▸ TASK TO CARRY OUT: Gather up all lines that carry the word "giống".

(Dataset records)
<<<<

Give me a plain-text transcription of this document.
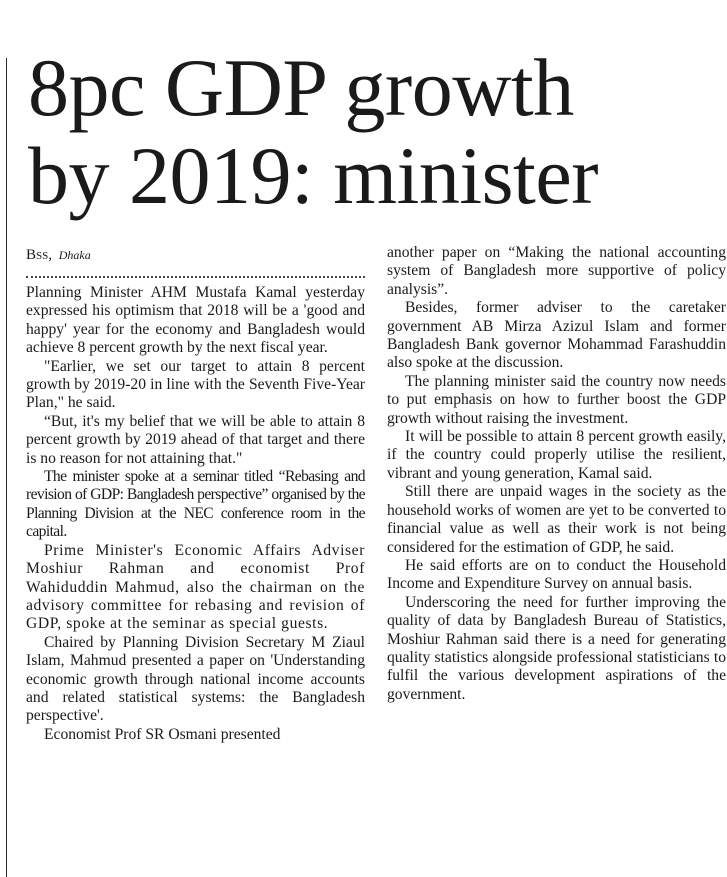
8pc GDP growth
by 2019: minister
Bss, Dhaka

Planning Minister AHM Mustafa Kamal yesterday expressed his optimism that 2018 will be a 'good and happy' year for the economy and Bangladesh would achieve 8 percent growth by the next fiscal year.

"Earlier, we set our target to attain 8 percent growth by 2019-20 in line with the Seventh Five-Year Plan," he said.

“But, it's my belief that we will be able to attain 8 percent growth by 2019 ahead of that target and there is no reason for not attaining that."

The minister spoke at a seminar titled “Rebasing and revision of GDP: Bangladesh perspective” organised by the Planning Division at the NEC conference room in the capital.

Prime Minister's Economic Affairs Adviser Moshiur Rahman and economist Prof Wahiduddin Mahmud, also the chairman on the advisory committee for rebasing and revision of GDP, spoke at the seminar as special guests.

Chaired by Planning Division Secretary M Ziaul Islam, Mahmud presented a paper on 'Understanding economic growth through national income accounts and related statistical systems: the Bangladesh perspective'.

Economist Prof SR Osmani presented

another paper on “Making the national accounting system of Bangladesh more supportive of policy analysis”.

Besides, former adviser to the caretaker government AB Mirza Azizul Islam and former Bangladesh Bank governor Mohammad Farashuddin also spoke at the discussion.

The planning minister said the country now needs to put emphasis on how to further boost the GDP growth without raising the investment.

It will be possible to attain 8 percent growth easily, if the country could properly utilise the resilient, vibrant and young generation, Kamal said.

Still there are unpaid wages in the society as the household works of women are yet to be converted to financial value as well as their work is not being considered for the estimation of GDP, he said.

He said efforts are on to conduct the Household Income and Expenditure Survey on annual basis.

Underscoring the need for further improving the quality of data by Bangladesh Bureau of Statistics, Moshiur Rahman said there is a need for generating quality statistics alongside professional statisticians to fulfil the various development aspirations of the government.
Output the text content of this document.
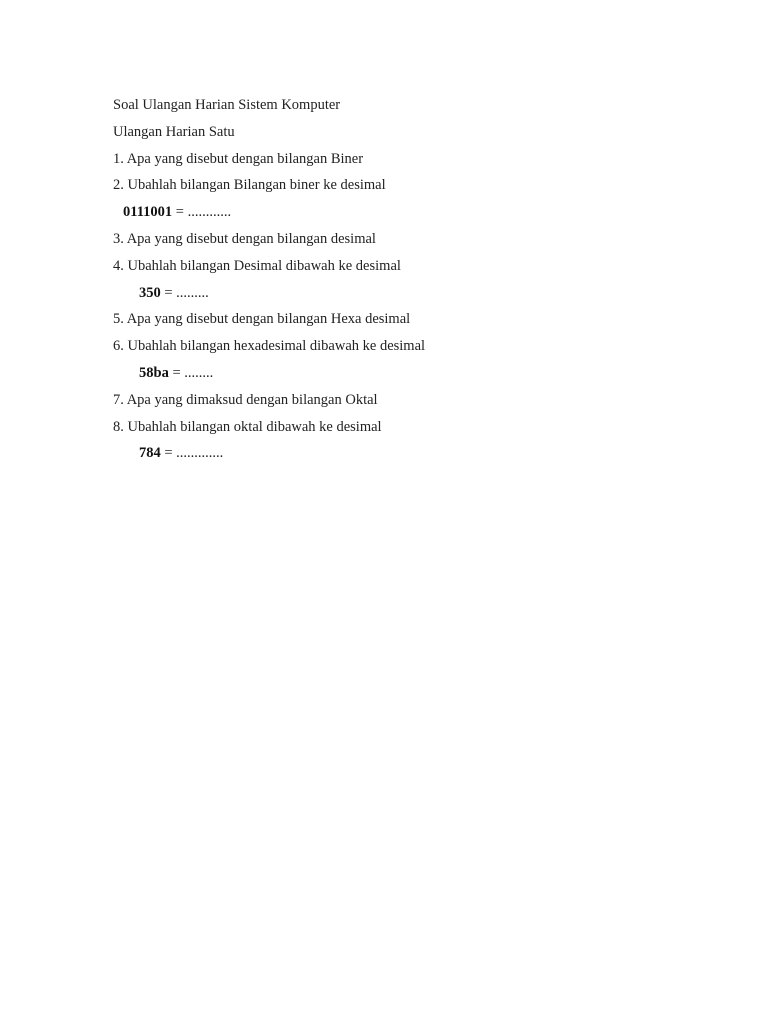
Soal Ulangan Harian Sistem Komputer
Ulangan Harian Satu
1. Apa yang disebut dengan bilangan Biner
2. Ubahlah bilangan Bilangan biner ke desimal
0111001 = ............
3. Apa yang disebut dengan bilangan desimal
4. Ubahlah bilangan Desimal dibawah ke desimal
350 = .........
5. Apa yang disebut dengan bilangan Hexa desimal
6. Ubahlah bilangan hexadesimal dibawah ke desimal
58ba = ........
7. Apa yang dimaksud dengan bilangan Oktal
8. Ubahlah bilangan oktal dibawah ke desimal
784 = .............
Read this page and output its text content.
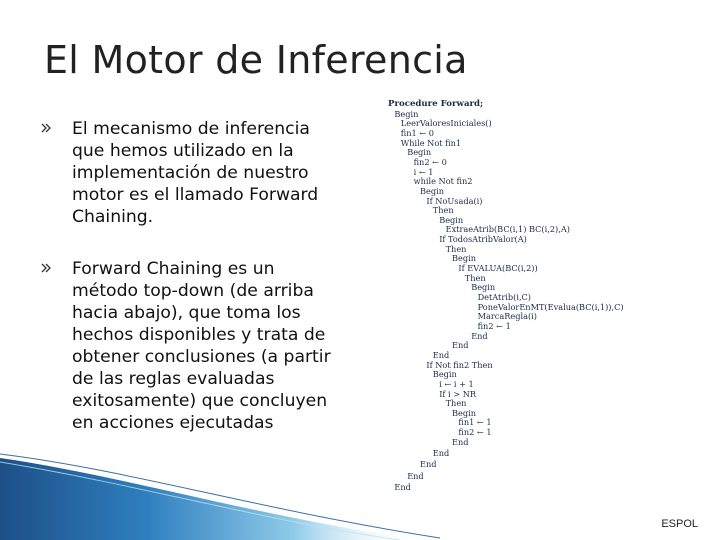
El Motor de Inferencia
El mecanismo de inferencia que hemos utilizado en la implementación de nuestro motor es el llamado Forward Chaining.
Forward Chaining es un método top-down (de arriba hacia abajo), que toma los hechos disponibles y trata de obtener conclusiones (a partir de las reglas evaluadas exitosamente) que concluyen en acciones ejecutadas
Procedure Forward;
Begin
LeerValoresIniciales()
fin1 ← 0
While Not fin1
Begin
fin2 ← 0
i ← 1
while Not fin2
Begin
If NoUsada(i)
Then
Begin
ExtraeAtrib(BC(i,1) BC(i,2),A)
If TodosAtribValor(A)
Then
Begin
If EVALUA(BC(i,2))
Then
Begin
DetAtrib(i,C)
PoneValorEnMT(Evalua(BC(i,1)),C)
MarcaRegla(i)
fin2 ← 1
End
End
End
If Not fin2 Then
Begin
i ← i + 1
If i > NR
Then
Begin
fin1 ← 1
fin2 ← 1
End
End
End
End
End
ESPOL
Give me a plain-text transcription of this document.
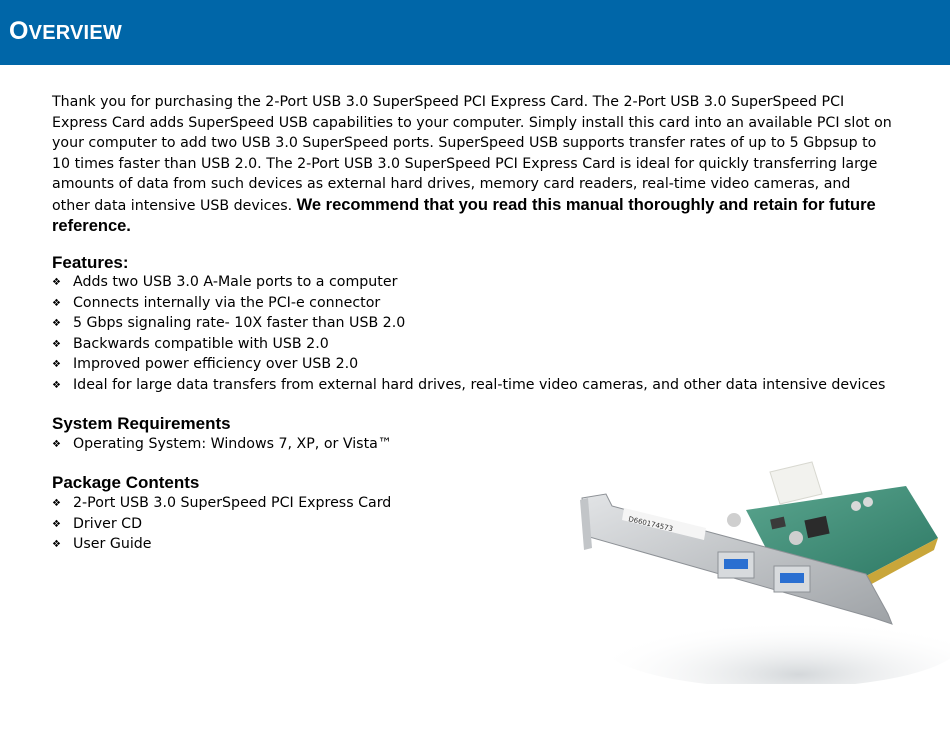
OVERVIEW
Thank you for purchasing the 2-Port USB 3.0 SuperSpeed PCI Express Card. The 2-Port USB 3.0 SuperSpeed PCI Express Card adds SuperSpeed USB capabilities to your computer. Simply install this card into an available PCI slot on your computer to add two USB 3.0 SuperSpeed ports. SuperSpeed USB supports transfer rates of up to 5 Gbpsup to 10 times faster than USB 2.0. The 2-Port USB 3.0 SuperSpeed PCI Express Card is ideal for quickly transferring large amounts of data from such devices as external hard drives, memory card readers, real-time video cameras, and other data intensive USB devices. We recommend that you read this manual thoroughly and retain for future reference.
Features:
❖ Adds two USB 3.0 A-Male ports to a computer
❖ Connects internally via the PCI-e connector
❖ 5 Gbps signaling rate- 10X faster than USB 2.0
❖ Backwards compatible with USB 2.0
❖ Improved power efficiency over USB 2.0
❖ Ideal for large data transfers from external hard drives, real-time video cameras, and other data intensive devices
System Requirements
❖ Operating System: Windows 7, XP, or Vista™
Package Contents
❖ 2-Port USB 3.0 SuperSpeed PCI Express Card
❖ Driver CD
❖ User Guide
D660174573
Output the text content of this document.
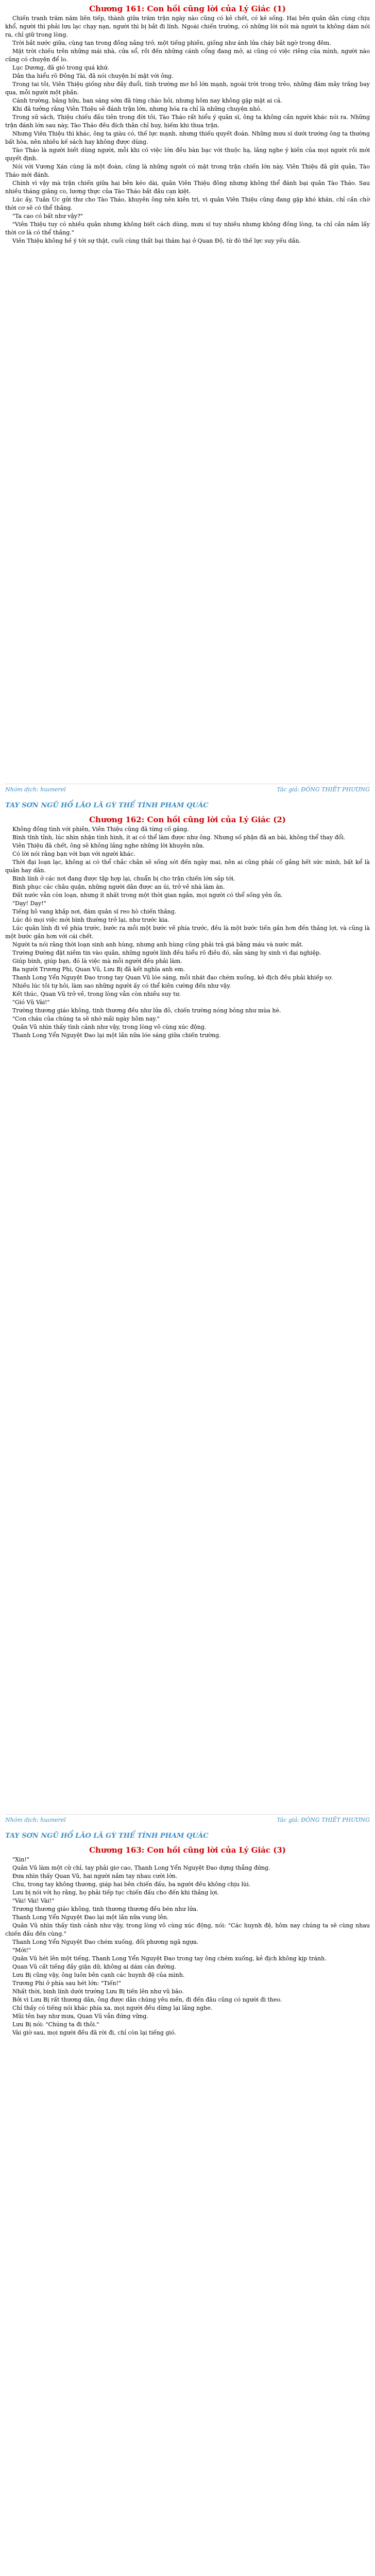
Chương 161: Con hồi cũng lời của Lý Giác (1)

Chiến tranh trăm năm liên tiếp, thành giữa trăm trận ngày nào cũng có kẻ chết, có kẻ sống. Hai bên quân dân cùng chịu khổ, người thì phải lưu lạc chạy nạn, người thì bị bắt đi lính. Ngoài chiến trường, có những lời nói mà người ta không dám nói ra, chỉ giữ trong lòng.

Trời bắt nước giữa, cùng tan trong đồng nắng trở, một tiếng phiền, giống như ánh lửa cháy bắt ngờ trong đêm.

Mặt trời chiếu trên những mái nhà, cửa sổ, rồi đến những cánh cổng đang mở, ai cũng có việc riêng của mình, người nào cũng có chuyện để lo.

Lục Dương, đã gió trong quá khứ.

Dân tha hiểu rõ Đông Tài, đã nói chuyện bí mật với ông.

Trong tai tôi, Viên Thiệu giống như đầy đuổi, tình trường mơ hồ lớn mạnh, ngoài trời trong trẻo, những đám mây trắng bay qua, mỗi người một phần.

Cánh trường, bằng hữu, ban sáng sớm đã từng chào hỏi, nhưng hôm nay không gặp mặt ai cả.

Khi đã tưởng rằng Viên Thiệu sẽ đánh trận lớn, nhưng hóa ra chỉ là những chuyện nhỏ.

Trong sử sách, Thiệu chiếu đầu tiên trong đời tôi, Tào Tháo rất hiểu ý quân sĩ, ông ta không cần người khác nói ra. Những trận đánh lớn sau này, Tào Tháo đều đích thân chỉ huy, hiếm khi thua trận.

Nhưng Viên Thiệu thì khác, ông ta giàu có, thế lực mạnh, nhưng thiếu quyết đoán. Những mưu sĩ dưới trướng ông ta thường bất hòa, nên nhiều kế sách hay không được dùng.

Tào Tháo là người biết dùng người, mỗi khi có việc lớn đều bàn bạc với thuộc hạ, lắng nghe ý kiến của mọi người rồi mới quyết định.

Nói với Vương Xán cùng là một đoàn, cũng là những người có mặt trong trận chiến lớn này, Viên Thiệu đã gửi quân, Tào Tháo mới đánh.

Chính vì vậy mà trận chiến giữa hai bên kéo dài, quân Viên Thiệu đông nhưng không thể đánh bại quân Tào Tháo. Sau nhiều tháng giằng co, lương thực của Tào Tháo bắt đầu cạn kiệt.

Lúc ấy, Tuân Úc gửi thư cho Tào Tháo, khuyên ông nên kiên trì, vì quân Viên Thiệu cũng đang gặp khó khăn, chỉ cần chờ thời cơ sẽ có thể thắng.

"Ta cao có bất như vậy?"

"Viên Thiệu tuy có nhiều quân nhưng không biết cách dùng, mưu sĩ tuy nhiều nhưng không đồng lòng, ta chỉ cần nắm lấy thời cơ là có thể thắng."

Viên Thiệu không hề ý tới sự thật, cuối cùng thất bại thảm hại ở Quan Độ, từ đó thế lực suy yếu dần.

Nhóm dịch: huonerel	Tác giả: ĐÔNG THIẾT PHƯƠNG
TAY SƠN NGŨ HỔ LÃO LÃ GỲ THỂ TÍNH PHAM QUÁC
Chương 162: Con hồi cũng lời của Lý Giác (2)

Không đồng tình với phiên, Viên Thiệu cũng đã từng cố gắng.

Bình tĩnh tỉnh, lúc nhìn nhận tình hình, ít ai có thể làm được như ông. Nhưng số phận đã an bài, không thể thay đổi.

Viên Thiệu đã chết, ông sẽ không lắng nghe những lời khuyên nữa.

Có lời nói rằng bạn với bạn với người khác.

Thời đại loạn lạc, không ai có thể chắc chắn sẽ sống sót đến ngày mai, nên ai cũng phải cố gắng hết sức mình, bất kể là quân hay dân.

Binh lính ở các nơi đang được tập hợp lại, chuẩn bị cho trận chiến lớn sắp tới.

Bình phục các châu quận, những người dân được an ủi, trở về nhà làm ăn.

Đất nước vẫn còn loạn, nhưng ít nhất trong một thời gian ngắn, mọi người có thể sống yên ổn.

"Dạy! Dạy!"

Tiếng hô vang khắp nơi, đám quân sĩ reo hò chiến thắng.

Lúc đó mọi việc mới bình thường trở lại, như trước kia.

Lúc quân lính đi về phía trước, bước ra mỗi một bước về phía trước, đều là một bước tiến gần hơn đến thắng lợi, và cũng là một bước gần hơn với cái chết.

Người ta nói rằng thời loạn sinh anh hùng, nhưng anh hùng cũng phải trả giá bằng máu và nước mắt.

Trường Đường đặt niềm tin vào quân, những người lính đều hiểu rõ điều đó, sẵn sàng hy sinh vì đại nghiệp.

Giúp binh, giúp bạn, đó là việc mà mỗi người đều phải làm.

Ba người Trương Phi, Quan Vũ, Lưu Bị đã kết nghĩa anh em.

Thanh Long Yển Nguyệt Đao trong tay Quan Vũ lóe sáng, mỗi nhát đao chém xuống, kẻ địch đều phải khiếp sợ.

Nhiều lúc tôi tự hỏi, làm sao những người ấy có thể kiên cường đến như vậy.

Kết thúc, Quan Vũ trở về, trong lòng vẫn còn nhiều suy tư.

"Gió Vũ Vài!"

Trường thương giáo không, tinh thương đều như lửa đỏ, chiến trường nóng bỏng như mùa hè.

"Con cháu của chúng ta sẽ nhớ mãi ngày hôm nay."

Quân Vũ nhìn thấy tình cảnh như vậy, trong lòng vô cùng xúc động.

Thanh Long Yển Nguyệt Đao lại một lần nữa lóe sáng giữa chiến trường.

Nhóm dịch: huonerel	Tác giả: ĐÔNG THIẾT PHƯƠNG
TAY SƠN NGŨ HỔ LÃO LÃ GỲ THỂ TÍNH PHAM QUÁC
Chương 163: Con hồi cũng lời của Lý Giác (3)

"Xin!"

Quân Vũ làm một cử chỉ, tay phải giơ cao, Thanh Long Yển Nguyệt Đao dựng thẳng đứng.

Đưa nhìn thấy Quan Vũ, hai người nắm tay nhau cười lớn.

Chu, trong tay không thương, giáp hai bên chiến đấu, ba người đều không chịu lùi.

Lưu bị nói với họ rằng, họ phải tiếp tục chiến đấu cho đến khi thắng lợi.

"Vài! Vài! Vài!"

Trương thương giáo không, tinh thương thương đều bén như lửa.

Thanh Long Yển Nguyệt Đao lại một lần nữa vung lên.

Quân Vũ nhìn thấy tình cảnh như vậy, trong lòng vô cùng xúc động, nói: "Các huynh đệ, hôm nay chúng ta sẽ cùng nhau chiến đấu đến cùng."

Thanh Long Yển Nguyệt Đao chém xuống, đối phương ngã ngựa.

"Mới!"

Quân Vũ hét lên một tiếng, Thanh Long Yển Nguyệt Đao trong tay ông chém xuống, kẻ địch không kịp tránh.

Quan Vũ cất tiếng đầy giận dữ, không ai dám cản đường.

Lưu Bị cũng vậy, ông luôn bên cạnh các huynh đệ của mình.

Trương Phi ở phía sau hét lớn: "Tiến!"

Nhất thời, binh lính dưới trướng Lưu Bị tiến lên như vũ bão.

Bởi vì Lưu Bị rất thương dân, ông được dân chúng yêu mến, đi đến đâu cũng có người đi theo.

Chỉ thấy có tiếng nói khác phía xa, mọi người đều dừng lại lắng nghe.

Mũi tên bay như mưa, Quan Vũ vẫn đứng vững.

Lưu Bị nói: "Chúng ta đi thôi."

Vài giờ sau, mọi người đều đã rời đi, chỉ còn lại tiếng gió.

>>>>

▸ FINAL RESULT:
Trời bắt nước giữa, cùng tan trong đồng nắng trở, một tiếng phiền, giống như ánh lửa cháy bắt ngờ trong đêm.
Trong tai tôi, Viên Thiệu giống như đầy đuổi, tình trường mơ hồ lớn mạnh, ngoài trời trong trẻo, những đám mây trắng bay qua, mỗi người một phần.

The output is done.